La sexología ha dividido la respuesta sexual humana en cuatro fases, de excitación, de meseta, de orgasmo y de resolución.
En realidad no es que exista una división en el proceso de respuesta sexual, es algo continuado, se da como un todo; esta división se adoptó para facilitar el estudio detallado de dicha respuesta.
No es necesario que describamos todas las fases, nos centraremos en la fase orgásmica y desde esta también se aportaran datos sobre las otras fases dado que no se pueden separar, como ya hemos dicho.
A través de nuestros sentidos percibimos el mundo que nos rodea, en el cual están incluidos los estímulos sexuales.
Podemos comenzar a excitarnos el ver a nuestra pareja desnuda o viendo una película erótica (estímulos visuales y auditivos ), o escuchando los ruidos de una pareja manteniendo relaciones sexuales (estímulo auditivo), o saboreando la piel de la pareja (estímulos gustativos), o por el olor de nuestra pareja (estímulos olfativos).
También podemos excitarnos solo con el pensamiento o fantasías eróticas.
Al presentarse los estímulos sexuales la mente los procesa e integra con la experiencia anterior y da comienzo la respuesta sexual con los cambios corporales correspondientes.
Luego de un período de excitación se llega a un máximo y se entra en la fase de meseta, que consiste en una alta excitación estable para desembocar al final en el orgasmo.
Al orgasmo se lo ha definido de innumerables maneras; una definición sencilla y clara lo describe como una experiencia psicofísica que consiste en un brusco e intenso goce de alivio de una tensión emocional y sexual.
En la mujer dura un poco más que en el hombre, pero de todos modos todo se desarrolla en pocos segundos, donde toda la vasocongestión y miotonía (contracción muscular), llegadas al máximo se liberan involuntariamente desde un umbral propio de cada persona.
El orgasmo es un reflejo, se lo puede comparar a un estornudo, una vez que ha comenzado no se puede detener.
Previo al orgasmo los movimientos pélvicos de vaivén del coito se tornan más intensos y poderosos, cada vez más cortos y enérgicos y al llegar el orgasmo también dejan de ser voluntarios.
════════════════
### CONSIGNA 1
Indica si cada afirmación concuerda con el texto sobre la respuesta sexual humana. Contesta sí o no y cita literalmente las palabras del texto que lo deciden. (a) La división de la respuesta sexual en cuatro fases se adoptó para facilitar su estudio. (b) El orgasmo dura más en el hombre que en la mujer. (c) Una vez iniciado, el orgasmo puede detenerse.
### CONSIGNA 2
Continúa el texto sobre la respuesta sexual humana a partir de su última oración.
════════════════
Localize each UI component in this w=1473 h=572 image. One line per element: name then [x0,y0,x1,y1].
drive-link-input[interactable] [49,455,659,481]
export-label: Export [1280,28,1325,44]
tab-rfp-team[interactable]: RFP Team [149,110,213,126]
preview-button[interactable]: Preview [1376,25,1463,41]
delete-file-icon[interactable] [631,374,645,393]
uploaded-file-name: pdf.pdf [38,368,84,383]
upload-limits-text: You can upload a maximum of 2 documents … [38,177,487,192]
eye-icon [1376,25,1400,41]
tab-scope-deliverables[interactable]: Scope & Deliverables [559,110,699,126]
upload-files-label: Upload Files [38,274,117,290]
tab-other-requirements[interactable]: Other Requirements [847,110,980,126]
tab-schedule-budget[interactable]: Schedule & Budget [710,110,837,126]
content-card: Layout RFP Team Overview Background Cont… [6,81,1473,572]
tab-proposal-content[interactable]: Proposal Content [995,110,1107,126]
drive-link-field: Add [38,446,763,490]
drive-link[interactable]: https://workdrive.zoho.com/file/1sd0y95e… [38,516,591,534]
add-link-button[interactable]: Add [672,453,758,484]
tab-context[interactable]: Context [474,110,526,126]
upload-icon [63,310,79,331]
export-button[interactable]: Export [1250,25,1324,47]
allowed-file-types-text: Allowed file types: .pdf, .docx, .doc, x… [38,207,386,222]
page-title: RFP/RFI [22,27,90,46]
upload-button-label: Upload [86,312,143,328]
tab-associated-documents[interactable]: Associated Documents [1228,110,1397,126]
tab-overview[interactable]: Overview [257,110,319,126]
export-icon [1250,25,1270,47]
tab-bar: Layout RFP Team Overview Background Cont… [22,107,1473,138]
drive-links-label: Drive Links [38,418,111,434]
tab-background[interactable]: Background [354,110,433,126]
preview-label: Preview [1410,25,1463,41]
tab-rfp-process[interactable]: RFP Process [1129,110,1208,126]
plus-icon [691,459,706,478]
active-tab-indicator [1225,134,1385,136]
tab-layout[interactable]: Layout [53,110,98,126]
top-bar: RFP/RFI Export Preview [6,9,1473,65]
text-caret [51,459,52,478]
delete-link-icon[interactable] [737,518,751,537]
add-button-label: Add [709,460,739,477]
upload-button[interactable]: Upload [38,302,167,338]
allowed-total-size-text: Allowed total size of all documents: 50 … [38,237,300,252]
════════════════
### RESPUESTA ESCRITA 1
(a) Sí: «esta división se adoptó para facilitar el estudio detallado de dicha respuesta».
(b) No: «En la mujer dura un poco más que en el hombre».
(c) No: «una vez que ha comenzado no se puede detener».

### RESPUESTA ESCRITA 2
El orgasmo se caracteriza por la contracción involuntaria y rítmica del músculo pubocoxígeo, las primeras 3 a 6 contracciones se dan respetando un intervalo de 0,8 segundos y las siguientes son más espaciadas y menos intensas hasta desaparecer.
Estas contracciones involucran también el recto y el ano con fuertes contracciones esfinterianas.
Se acelera el ritmo respiratorio, aumenta la presión arterial y el ritmo cardíaco puede llegar hasta 180 pulsaciones por minuto.
Las contracciones y el arrugamiento de los pezones son signos inequívocos de que el orgasmo se ha producido, por lo tanto fingir un orgasmo con un compañero sexual que posea esta información sería imposible.
Aquí es oportuno aclarar que el orgasmo es una respuesta psicofísica que cuantas más veces se experimenta más fácilmente se lo consigue en lo sucesivo. Porque en cierto modo se aprende como llegar al orgasmo, la mujer aprende a reconocer sus zonas más sensibles y descubre que hay un camino que la llevará al orgasmo.
Es por ello que hay mujeres que nunca han probado un orgasmo, pero con la terapia sexológica adecuada aprenden a obtenerlo.
Hecha esta aclaración, de distintos estudios realizados se sabe que el 6 % de las mujeres nunca logra el orgasmo, el 10 % lo logra siempre y el 84 % lo logrará dependiendo de la efectividad de los estímulos que recibe.
Nos referimos a cuantos orgasmos puede tener en una sesión sexual.
Las mujeres muestran una gran variedad de diagramas de respuesta sexual, aquí vamos a ilustrar los tres patrones de respuesta más comunes:
Luego de este recorrido, podemos acotar que quizás no sea tan importante la cantidad de orgasmos como su calidad e intensidad y aquí es donde debemos resaltar que cuanto más tiempo se dedique a la excitación y estimulación, o sea cuanto más erótica sea la sesión sexual, tanto más intensos serán los orgasmos que se disfrutaran.